Exercise brief: Look for the word "that" in each line and report the count of matching lines, with nothing added.

Dataset records:
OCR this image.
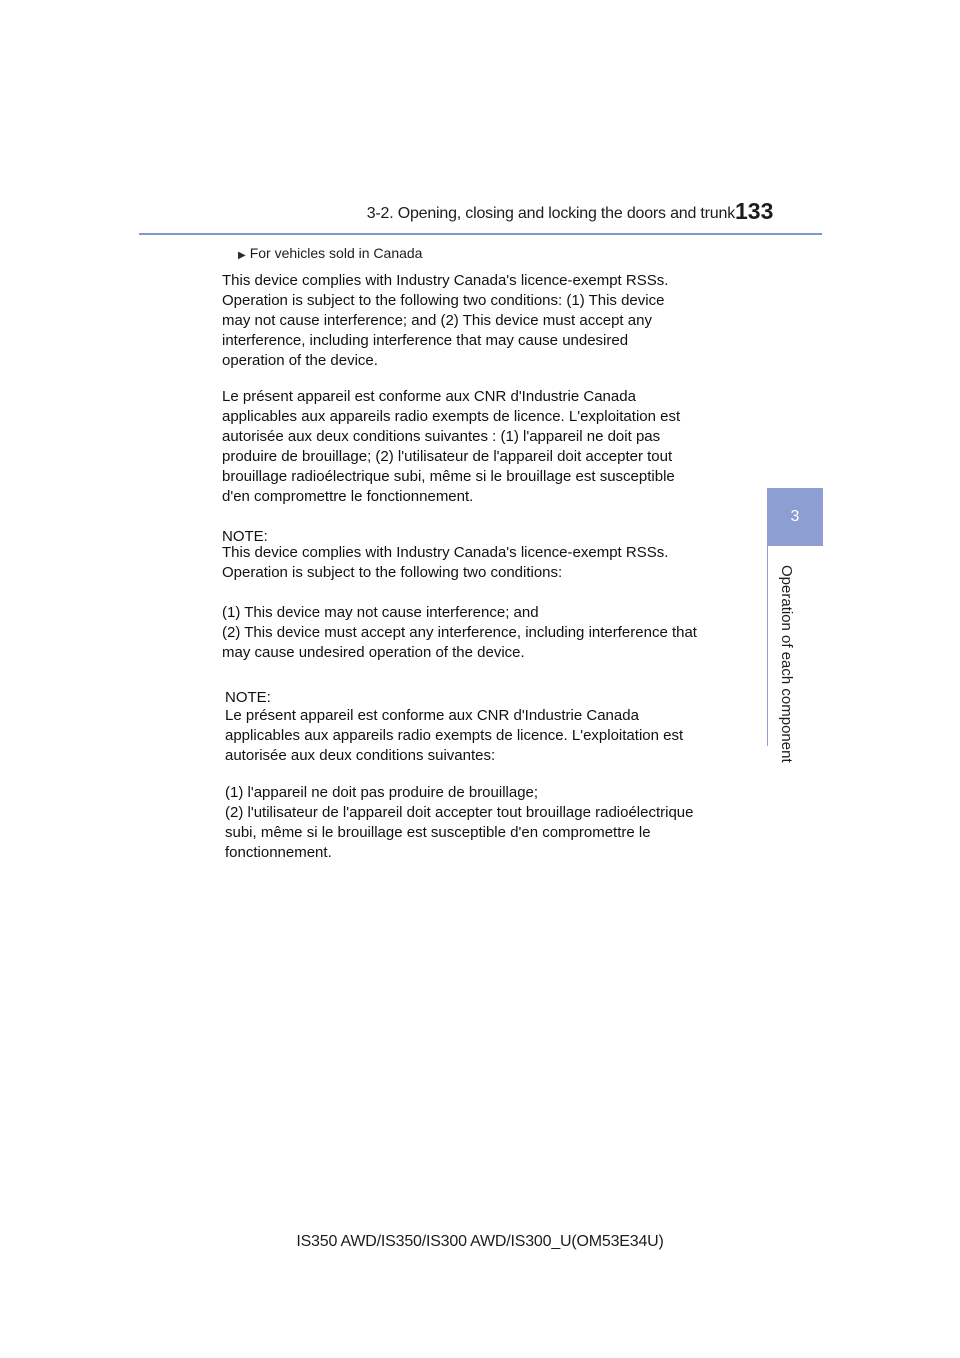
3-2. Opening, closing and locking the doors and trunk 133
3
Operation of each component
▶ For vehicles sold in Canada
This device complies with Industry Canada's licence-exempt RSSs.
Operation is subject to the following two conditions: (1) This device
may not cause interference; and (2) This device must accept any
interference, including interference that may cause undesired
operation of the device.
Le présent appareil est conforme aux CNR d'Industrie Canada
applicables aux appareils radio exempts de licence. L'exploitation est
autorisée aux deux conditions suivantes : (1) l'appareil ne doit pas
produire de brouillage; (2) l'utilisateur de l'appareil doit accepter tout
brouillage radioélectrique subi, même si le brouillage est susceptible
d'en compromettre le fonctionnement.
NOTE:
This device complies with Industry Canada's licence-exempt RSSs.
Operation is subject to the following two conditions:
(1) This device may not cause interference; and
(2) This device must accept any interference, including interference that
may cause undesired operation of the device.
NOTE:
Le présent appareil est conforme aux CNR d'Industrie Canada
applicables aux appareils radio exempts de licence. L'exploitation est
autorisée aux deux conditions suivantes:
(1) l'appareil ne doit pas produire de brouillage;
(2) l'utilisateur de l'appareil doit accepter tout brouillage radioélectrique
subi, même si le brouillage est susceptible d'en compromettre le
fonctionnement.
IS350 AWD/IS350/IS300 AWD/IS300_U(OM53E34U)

Exercise response: 2